GOAL: Repeat the listing word for word. No pictures belong in the copy.

EXERCISE INPUTS:
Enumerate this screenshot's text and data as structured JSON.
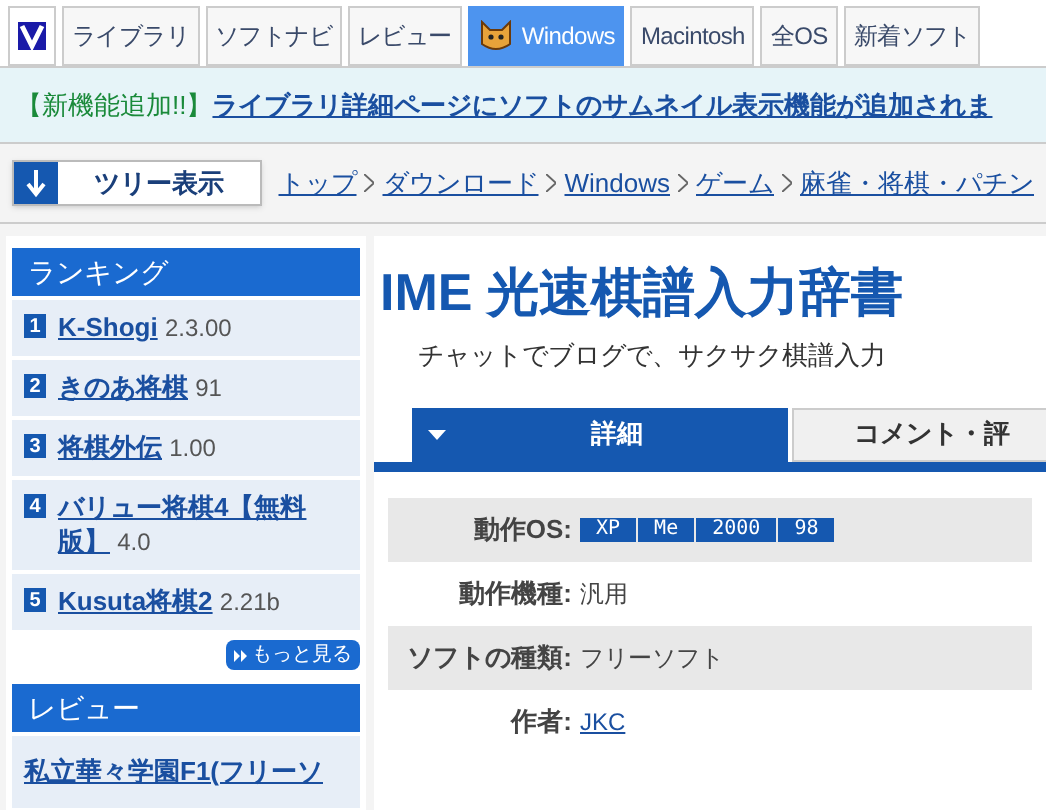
{
  "nav_tabs": [
    {
      "label": "ライブラリ",
      "selected": false
    },
    {
      "label": "ソフトナビ",
      "selected": false
    },
    {
      "label": "レビュー",
      "selected": false
    },
    {
      "label": "Windows",
      "selected": true,
      "icon": true
    },
    {
      "label": "Macintosh",
      "selected": false
    },
    {
      "label": "全OS",
      "selected": false
    },
    {
      "label": "新着ソフト",
      "selected": false
    }
  ],
  "banner": {
    "tag": "【新機能追加!!】",
    "link": "ライブラリ詳細ページにソフトのサムネイル表示機能が追加されま"
  },
  "tree_button": "ツリー表示",
  "breadcrumb": [
    "トップ",
    "ダウンロード",
    "Windows",
    "ゲーム",
    "麻雀・将棋・パチン"
  ],
  "ranking": {
    "title": "ランキング",
    "items": [
      {
        "rank": "1",
        "name": "K-Shogi",
        "version": "2.3.00"
      },
      {
        "rank": "2",
        "name": "きのあ将棋",
        "version": "91"
      },
      {
        "rank": "3",
        "name": "将棋外伝",
        "version": "1.00"
      },
      {
        "rank": "4",
        "name": "バリュー将棋4【無料版】",
        "version": "4.0"
      },
      {
        "rank": "5",
        "name": "Kusuta将棋2",
        "version": "2.21b"
      }
    ],
    "more": "もっと見る"
  },
  "review": {
    "title": "レビュー",
    "item": "私立華々学園F1(フリーソ"
  },
  "software": {
    "title": "IME 光速棋譜入力辞書",
    "subtitle": "チャットでブログで、サクサク棋譜入力"
  },
  "detail_tabs": [
    {
      "label": "詳細",
      "selected": true
    },
    {
      "label": "コメント・評",
      "selected": false
    }
  ],
  "details": [
    {
      "label": "動作OS:",
      "kind": "badges",
      "values": [
        "XP",
        "Me",
        "2000",
        "98"
      ]
    },
    {
      "label": "動作機種:",
      "kind": "text",
      "value": "汎用"
    },
    {
      "label": "ソフトの種類:",
      "kind": "text",
      "value": "フリーソフト"
    },
    {
      "label": "作者:",
      "kind": "link",
      "value": "JKC"
    }
  ]
}
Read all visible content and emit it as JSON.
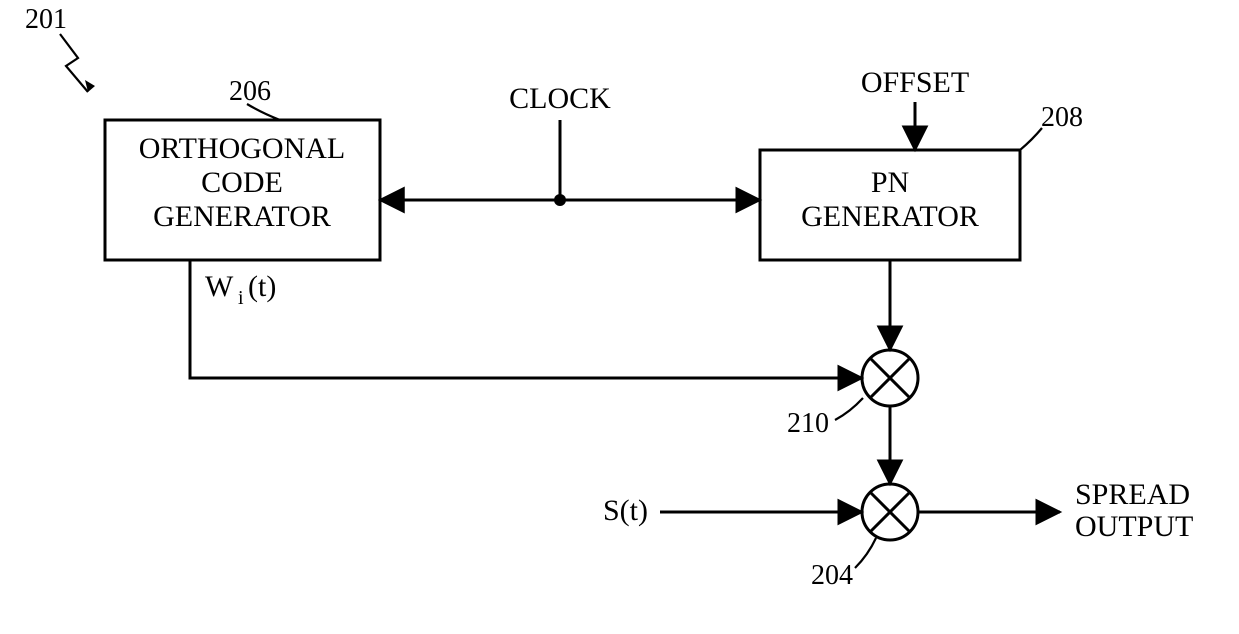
{
  "figure_ref": "201",
  "blocks": {
    "ortho": {
      "ref": "206",
      "line1": "ORTHOGONAL",
      "line2": "CODE",
      "line3": "GENERATOR"
    },
    "pn": {
      "ref": "208",
      "line1": "PN",
      "line2": "GENERATOR"
    }
  },
  "signals": {
    "clock": "CLOCK",
    "offset": "OFFSET",
    "w_main": "W",
    "w_sub": "i",
    "w_arg": "(t)",
    "s": "S(t)",
    "out1": "SPREAD",
    "out2": "OUTPUT"
  },
  "mixers": {
    "m1_ref": "210",
    "m2_ref": "204"
  }
}
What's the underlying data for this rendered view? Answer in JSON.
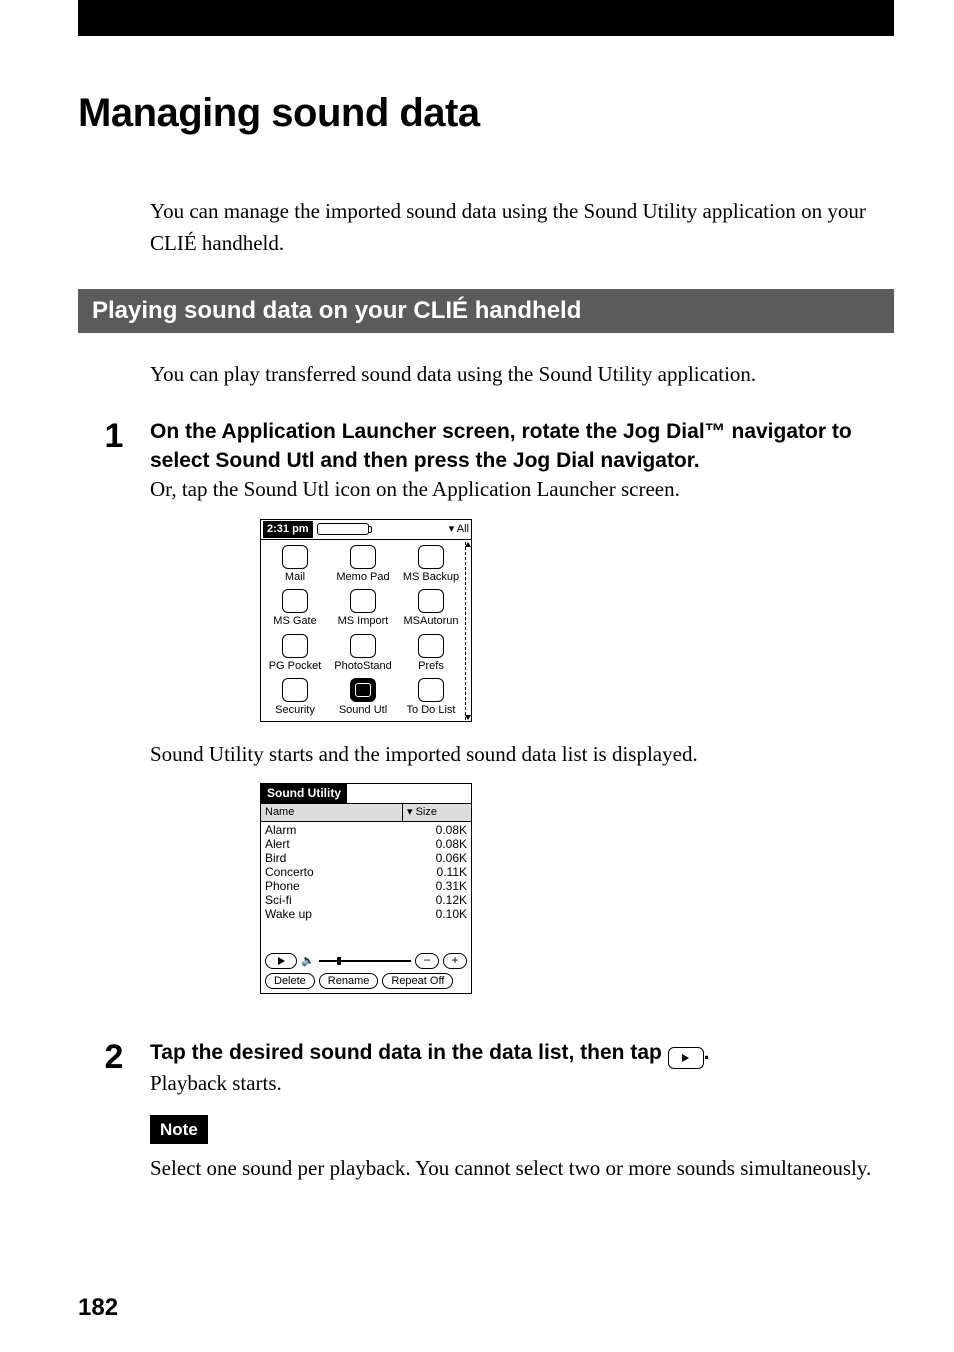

OUTPUT FOR THIS EXERCISE:
Enumerate this screenshot's text and data as structured JSON.
{
  "nav_tabs": [
    {
      "label": "ライブラリ",
      "selected": false
    },
    {
      "label": "ソフトナビ",
      "selected": false
    },
    {
      "label": "レビュー",
      "selected": false
    },
    {
      "label": "Windows",
      "selected": true,
      "icon": true
    },
    {
      "label": "Macintosh",
      "selected": false
    },
    {
      "label": "全OS",
      "selected": false
    },
    {
      "label": "新着ソフト",
      "selected": false
    }
  ],
  "banner": {
    "tag": "【新機能追加!!】",
    "link": "ライブラリ詳細ページにソフトのサムネイル表示機能が追加されま"
  },
  "tree_button": "ツリー表示",
  "breadcrumb": [
    "トップ",
    "ダウンロード",
    "Windows",
    "ゲーム",
    "麻雀・将棋・パチン"
  ],
  "ranking": {
    "title": "ランキング",
    "items": [
      {
        "rank": "1",
        "name": "K-Shogi",
        "version": "2.3.00"
      },
      {
        "rank": "2",
        "name": "きのあ将棋",
        "version": "91"
      },
      {
        "rank": "3",
        "name": "将棋外伝",
        "version": "1.00"
      },
      {
        "rank": "4",
        "name": "バリュー将棋4【無料版】",
        "version": "4.0"
      },
      {
        "rank": "5",
        "name": "Kusuta将棋2",
        "version": "2.21b"
      }
    ],
    "more": "もっと見る"
  },
  "review": {
    "title": "レビュー",
    "item": "私立華々学園F1(フリーソ"
  },
  "software": {
    "title": "IME 光速棋譜入力辞書",
    "subtitle": "チャットでブログで、サクサク棋譜入力"
  },
  "detail_tabs": [
    {
      "label": "詳細",
      "selected": true
    },
    {
      "label": "コメント・評",
      "selected": false
    }
  ],
  "details": [
    {
      "label": "動作OS:",
      "kind": "badges",
      "values": [
        "XP",
        "Me",
        "2000",
        "98"
      ]
    },
    {
      "label": "動作機種:",
      "kind": "text",
      "value": "汎用"
    },
    {
      "label": "ソフトの種類:",
      "kind": "text",
      "value": "フリーソフト"
    },
    {
      "label": "作者:",
      "kind": "link",
      "value": "JKC"
    }
  ]
}
Read all visible content and emit it as JSON.
{
  "figure_ref": "201",
  "blocks": {
    "ortho": {
      "ref": "206",
      "line1": "ORTHOGONAL",
      "line2": "CODE",
      "line3": "GENERATOR"
    },
    "pn": {
      "ref": "208",
      "line1": "PN",
      "line2": "GENERATOR"
    }
  },
  "signals": {
    "clock": "CLOCK",
    "offset": "OFFSET",
    "w_main": "W",
    "w_sub": "i",
    "w_arg": "(t)",
    "s": "S(t)",
    "out1": "SPREAD",
    "out2": "OUTPUT"
  },
  "mixers": {
    "m1_ref": "210",
    "m2_ref": "204"
  }
}
What's the underlying data for this rendered view? Answer in JSON.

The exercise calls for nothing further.